» **Task brief**: Restate each entry word for word, leaving nothing out.

**** Records for this task ****

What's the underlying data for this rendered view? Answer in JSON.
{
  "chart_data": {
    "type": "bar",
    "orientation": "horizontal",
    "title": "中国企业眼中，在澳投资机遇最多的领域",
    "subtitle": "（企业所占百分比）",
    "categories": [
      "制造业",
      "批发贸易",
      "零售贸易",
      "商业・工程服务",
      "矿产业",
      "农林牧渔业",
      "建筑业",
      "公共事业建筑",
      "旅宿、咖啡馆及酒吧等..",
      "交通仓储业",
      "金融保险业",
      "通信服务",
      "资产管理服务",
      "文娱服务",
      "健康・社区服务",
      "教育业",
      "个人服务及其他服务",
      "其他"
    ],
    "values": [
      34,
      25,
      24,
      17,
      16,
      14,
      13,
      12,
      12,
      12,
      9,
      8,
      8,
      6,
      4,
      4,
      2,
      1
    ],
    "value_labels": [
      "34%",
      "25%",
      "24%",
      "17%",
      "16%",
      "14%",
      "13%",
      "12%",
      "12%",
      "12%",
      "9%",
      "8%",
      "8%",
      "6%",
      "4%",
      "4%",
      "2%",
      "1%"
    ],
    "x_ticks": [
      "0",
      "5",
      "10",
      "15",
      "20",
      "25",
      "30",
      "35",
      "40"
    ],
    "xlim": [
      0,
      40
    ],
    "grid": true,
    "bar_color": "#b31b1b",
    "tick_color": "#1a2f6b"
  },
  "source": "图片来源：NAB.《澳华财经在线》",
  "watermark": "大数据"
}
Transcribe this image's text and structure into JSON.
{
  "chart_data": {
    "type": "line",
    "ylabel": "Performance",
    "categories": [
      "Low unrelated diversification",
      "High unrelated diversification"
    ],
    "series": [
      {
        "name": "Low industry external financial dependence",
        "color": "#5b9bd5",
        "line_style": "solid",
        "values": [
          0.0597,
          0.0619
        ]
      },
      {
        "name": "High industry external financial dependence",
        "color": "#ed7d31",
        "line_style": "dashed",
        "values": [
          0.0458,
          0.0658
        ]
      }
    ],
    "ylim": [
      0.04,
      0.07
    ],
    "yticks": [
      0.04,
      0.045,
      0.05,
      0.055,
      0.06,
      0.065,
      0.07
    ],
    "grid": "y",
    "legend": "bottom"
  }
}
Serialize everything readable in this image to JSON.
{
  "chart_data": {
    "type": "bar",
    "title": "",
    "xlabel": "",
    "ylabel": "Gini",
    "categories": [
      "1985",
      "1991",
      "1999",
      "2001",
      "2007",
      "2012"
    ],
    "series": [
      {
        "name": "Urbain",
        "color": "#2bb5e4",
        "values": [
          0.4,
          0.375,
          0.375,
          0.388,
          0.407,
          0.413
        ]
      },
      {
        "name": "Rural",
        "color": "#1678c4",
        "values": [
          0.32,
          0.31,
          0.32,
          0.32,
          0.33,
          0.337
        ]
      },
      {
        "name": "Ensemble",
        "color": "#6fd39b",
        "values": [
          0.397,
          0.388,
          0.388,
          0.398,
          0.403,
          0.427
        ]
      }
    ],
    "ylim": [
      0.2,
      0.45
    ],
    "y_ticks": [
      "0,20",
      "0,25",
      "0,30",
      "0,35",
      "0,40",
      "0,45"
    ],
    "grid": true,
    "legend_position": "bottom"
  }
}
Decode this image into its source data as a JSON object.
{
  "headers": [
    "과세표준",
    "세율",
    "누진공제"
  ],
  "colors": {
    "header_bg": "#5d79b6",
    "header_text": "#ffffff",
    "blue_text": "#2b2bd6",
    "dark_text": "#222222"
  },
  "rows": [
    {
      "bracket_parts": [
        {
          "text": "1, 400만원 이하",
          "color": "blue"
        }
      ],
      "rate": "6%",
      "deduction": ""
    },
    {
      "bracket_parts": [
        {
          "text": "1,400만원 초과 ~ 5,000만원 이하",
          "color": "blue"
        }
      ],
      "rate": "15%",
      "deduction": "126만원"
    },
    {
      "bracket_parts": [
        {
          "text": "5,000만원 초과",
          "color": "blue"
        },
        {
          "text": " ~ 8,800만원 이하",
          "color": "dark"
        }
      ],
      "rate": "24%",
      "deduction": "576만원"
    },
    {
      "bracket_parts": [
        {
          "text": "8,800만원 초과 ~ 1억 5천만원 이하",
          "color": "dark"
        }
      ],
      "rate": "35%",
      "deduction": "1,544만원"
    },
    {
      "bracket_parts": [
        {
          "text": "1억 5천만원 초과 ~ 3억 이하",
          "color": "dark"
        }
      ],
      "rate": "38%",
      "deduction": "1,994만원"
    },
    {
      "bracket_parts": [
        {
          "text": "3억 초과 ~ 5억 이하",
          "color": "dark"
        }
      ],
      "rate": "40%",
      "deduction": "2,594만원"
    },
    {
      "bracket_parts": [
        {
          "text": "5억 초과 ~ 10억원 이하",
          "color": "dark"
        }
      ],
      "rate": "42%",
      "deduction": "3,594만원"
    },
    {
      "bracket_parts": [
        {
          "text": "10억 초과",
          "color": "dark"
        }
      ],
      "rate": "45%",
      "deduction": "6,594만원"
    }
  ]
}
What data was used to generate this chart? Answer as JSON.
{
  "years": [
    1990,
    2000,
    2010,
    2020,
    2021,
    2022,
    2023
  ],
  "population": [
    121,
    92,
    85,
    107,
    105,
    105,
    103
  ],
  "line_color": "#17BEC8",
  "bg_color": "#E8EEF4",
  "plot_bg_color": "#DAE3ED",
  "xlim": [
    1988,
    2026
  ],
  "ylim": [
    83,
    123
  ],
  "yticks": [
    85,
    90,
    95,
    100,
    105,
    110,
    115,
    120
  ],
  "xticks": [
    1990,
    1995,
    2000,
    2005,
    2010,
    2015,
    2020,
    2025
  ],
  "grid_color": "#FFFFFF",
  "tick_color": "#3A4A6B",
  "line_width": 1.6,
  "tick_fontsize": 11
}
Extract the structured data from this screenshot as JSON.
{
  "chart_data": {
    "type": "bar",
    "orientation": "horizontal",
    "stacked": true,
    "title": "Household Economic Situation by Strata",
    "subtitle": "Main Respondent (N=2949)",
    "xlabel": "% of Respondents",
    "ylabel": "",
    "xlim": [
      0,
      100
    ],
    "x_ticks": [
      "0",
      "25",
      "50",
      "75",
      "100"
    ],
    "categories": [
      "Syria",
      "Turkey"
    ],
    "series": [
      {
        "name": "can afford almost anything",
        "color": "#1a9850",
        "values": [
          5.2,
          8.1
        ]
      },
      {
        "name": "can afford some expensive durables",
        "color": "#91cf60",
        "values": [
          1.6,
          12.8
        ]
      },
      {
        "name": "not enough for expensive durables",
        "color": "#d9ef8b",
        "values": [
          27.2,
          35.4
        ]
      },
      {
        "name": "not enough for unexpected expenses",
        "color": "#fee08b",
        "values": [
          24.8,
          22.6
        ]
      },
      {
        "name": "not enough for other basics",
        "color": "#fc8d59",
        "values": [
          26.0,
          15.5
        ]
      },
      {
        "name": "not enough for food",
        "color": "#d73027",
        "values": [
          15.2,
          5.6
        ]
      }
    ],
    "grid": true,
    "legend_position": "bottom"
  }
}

****

» **Expected output**:
What's the underlying data for this rendered view? Answer in JSON.
{
  "chart_data": {
    "type": "bar",
    "orientation": "horizontal",
    "title": "中国企业眼中，在澳投资机遇最多的领域",
    "subtitle": "（企业所占百分比）",
    "categories": [
      "制造业",
      "批发贸易",
      "零售贸易",
      "商业・工程服务",
      "矿产业",
      "农林牧渔业",
      "建筑业",
      "公共事业建筑",
      "旅宿、咖啡馆及酒吧等..",
      "交通仓储业",
      "金融保险业",
      "通信服务",
      "资产管理服务",
      "文娱服务",
      "健康・社区服务",
      "教育业",
      "个人服务及其他服务",
      "其他"
    ],
    "values": [
      34,
      25,
      24,
      17,
      16,
      14,
      13,
      12,
      12,
      12,
      9,
      8,
      8,
      6,
      4,
      4,
      2,
      1
    ],
    "value_labels": [
      "34%",
      "25%",
      "24%",
      "17%",
      "16%",
      "14%",
      "13%",
      "12%",
      "12%",
      "12%",
      "9%",
      "8%",
      "8%",
      "6%",
      "4%",
      "4%",
      "2%",
      "1%"
    ],
    "x_ticks": [
      "0",
      "5",
      "10",
      "15",
      "20",
      "25",
      "30",
      "35",
      "40"
    ],
    "xlim": [
      0,
      40
    ],
    "grid": true,
    "bar_color": "#b31b1b",
    "tick_color": "#1a2f6b"
  },
  "source": "图片来源：NAB.《澳华财经在线》",
  "watermark": "大数据"
}
Transcribe this image's text and structure into JSON.
{
  "chart_data": {
    "type": "line",
    "ylabel": "Performance",
    "categories": [
      "Low unrelated diversification",
      "High unrelated diversification"
    ],
    "series": [
      {
        "name": "Low industry external financial dependence",
        "color": "#5b9bd5",
        "line_style": "solid",
        "values": [
          0.0597,
          0.0619
        ]
      },
      {
        "name": "High industry external financial dependence",
        "color": "#ed7d31",
        "line_style": "dashed",
        "values": [
          0.0458,
          0.0658
        ]
      }
    ],
    "ylim": [
      0.04,
      0.07
    ],
    "yticks": [
      0.04,
      0.045,
      0.05,
      0.055,
      0.06,
      0.065,
      0.07
    ],
    "grid": "y",
    "legend": "bottom"
  }
}
Serialize everything readable in this image to JSON.
{
  "chart_data": {
    "type": "bar",
    "title": "",
    "xlabel": "",
    "ylabel": "Gini",
    "categories": [
      "1985",
      "1991",
      "1999",
      "2001",
      "2007",
      "2012"
    ],
    "series": [
      {
        "name": "Urbain",
        "color": "#2bb5e4",
        "values": [
          0.4,
          0.375,
          0.375,
          0.388,
          0.407,
          0.413
        ]
      },
      {
        "name": "Rural",
        "color": "#1678c4",
        "values": [
          0.32,
          0.31,
          0.32,
          0.32,
          0.33,
          0.337
        ]
      },
      {
        "name": "Ensemble",
        "color": "#6fd39b",
        "values": [
          0.397,
          0.388,
          0.388,
          0.398,
          0.403,
          0.427
        ]
      }
    ],
    "ylim": [
      0.2,
      0.45
    ],
    "y_ticks": [
      "0,20",
      "0,25",
      "0,30",
      "0,35",
      "0,40",
      "0,45"
    ],
    "grid": true,
    "legend_position": "bottom"
  }
}
Decode this image into its source data as a JSON object.
{
  "headers": [
    "과세표준",
    "세율",
    "누진공제"
  ],
  "colors": {
    "header_bg": "#5d79b6",
    "header_text": "#ffffff",
    "blue_text": "#2b2bd6",
    "dark_text": "#222222"
  },
  "rows": [
    {
      "bracket_parts": [
        {
          "text": "1, 400만원 이하",
          "color": "blue"
        }
      ],
      "rate": "6%",
      "deduction": ""
    },
    {
      "bracket_parts": [
        {
          "text": "1,400만원 초과 ~ 5,000만원 이하",
          "color": "blue"
        }
      ],
      "rate": "15%",
      "deduction": "126만원"
    },
    {
      "bracket_parts": [
        {
          "text": "5,000만원 초과",
          "color": "blue"
        },
        {
          "text": " ~ 8,800만원 이하",
          "color": "dark"
        }
      ],
      "rate": "24%",
      "deduction": "576만원"
    },
    {
      "bracket_parts": [
        {
          "text": "8,800만원 초과 ~ 1억 5천만원 이하",
          "color": "dark"
        }
      ],
      "rate": "35%",
      "deduction": "1,544만원"
    },
    {
      "bracket_parts": [
        {
          "text": "1억 5천만원 초과 ~ 3억 이하",
          "color": "dark"
        }
      ],
      "rate": "38%",
      "deduction": "1,994만원"
    },
    {
      "bracket_parts": [
        {
          "text": "3억 초과 ~ 5억 이하",
          "color": "dark"
        }
      ],
      "rate": "40%",
      "deduction": "2,594만원"
    },
    {
      "bracket_parts": [
        {
          "text": "5억 초과 ~ 10억원 이하",
          "color": "dark"
        }
      ],
      "rate": "42%",
      "deduction": "3,594만원"
    },
    {
      "bracket_parts": [
        {
          "text": "10억 초과",
          "color": "dark"
        }
      ],
      "rate": "45%",
      "deduction": "6,594만원"
    }
  ]
}
What data was used to generate this chart? Answer as JSON.
{
  "years": [
    1990,
    2000,
    2010,
    2020,
    2021,
    2022,
    2023
  ],
  "population": [
    121,
    92,
    85,
    107,
    105,
    105,
    103
  ],
  "line_color": "#17BEC8",
  "bg_color": "#E8EEF4",
  "plot_bg_color": "#DAE3ED",
  "xlim": [
    1988,
    2026
  ],
  "ylim": [
    83,
    123
  ],
  "yticks": [
    85,
    90,
    95,
    100,
    105,
    110,
    115,
    120
  ],
  "xticks": [
    1990,
    1995,
    2000,
    2005,
    2010,
    2015,
    2020,
    2025
  ],
  "grid_color": "#FFFFFF",
  "tick_color": "#3A4A6B",
  "line_width": 1.6,
  "tick_fontsize": 11
}
Extract the structured data from this screenshot as JSON.
{
  "chart_data": {
    "type": "bar",
    "orientation": "horizontal",
    "stacked": true,
    "title": "Household Economic Situation by Strata",
    "subtitle": "Main Respondent (N=2949)",
    "xlabel": "% of Respondents",
    "ylabel": "",
    "xlim": [
      0,
      100
    ],
    "x_ticks": [
      "0",
      "25",
      "50",
      "75",
      "100"
    ],
    "categories": [
      "Syria",
      "Turkey"
    ],
    "series": [
      {
        "name": "can afford almost anything",
        "color": "#1a9850",
        "values": [
          5.2,
          8.1
        ]
      },
      {
        "name": "can afford some expensive durables",
        "color": "#91cf60",
        "values": [
          1.6,
          12.8
        ]
      },
      {
        "name": "not enough for expensive durables",
        "color": "#d9ef8b",
        "values": [
          27.2,
          35.4
        ]
      },
      {
        "name": "not enough for unexpected expenses",
        "color": "#fee08b",
        "values": [
          24.8,
          22.6
        ]
      },
      {
        "name": "not enough for other basics",
        "color": "#fc8d59",
        "values": [
          26.0,
          15.5
        ]
      },
      {
        "name": "not enough for food",
        "color": "#d73027",
        "values": [
          15.2,
          5.6
        ]
      }
    ],
    "grid": true,
    "legend_position": "bottom"
  }
}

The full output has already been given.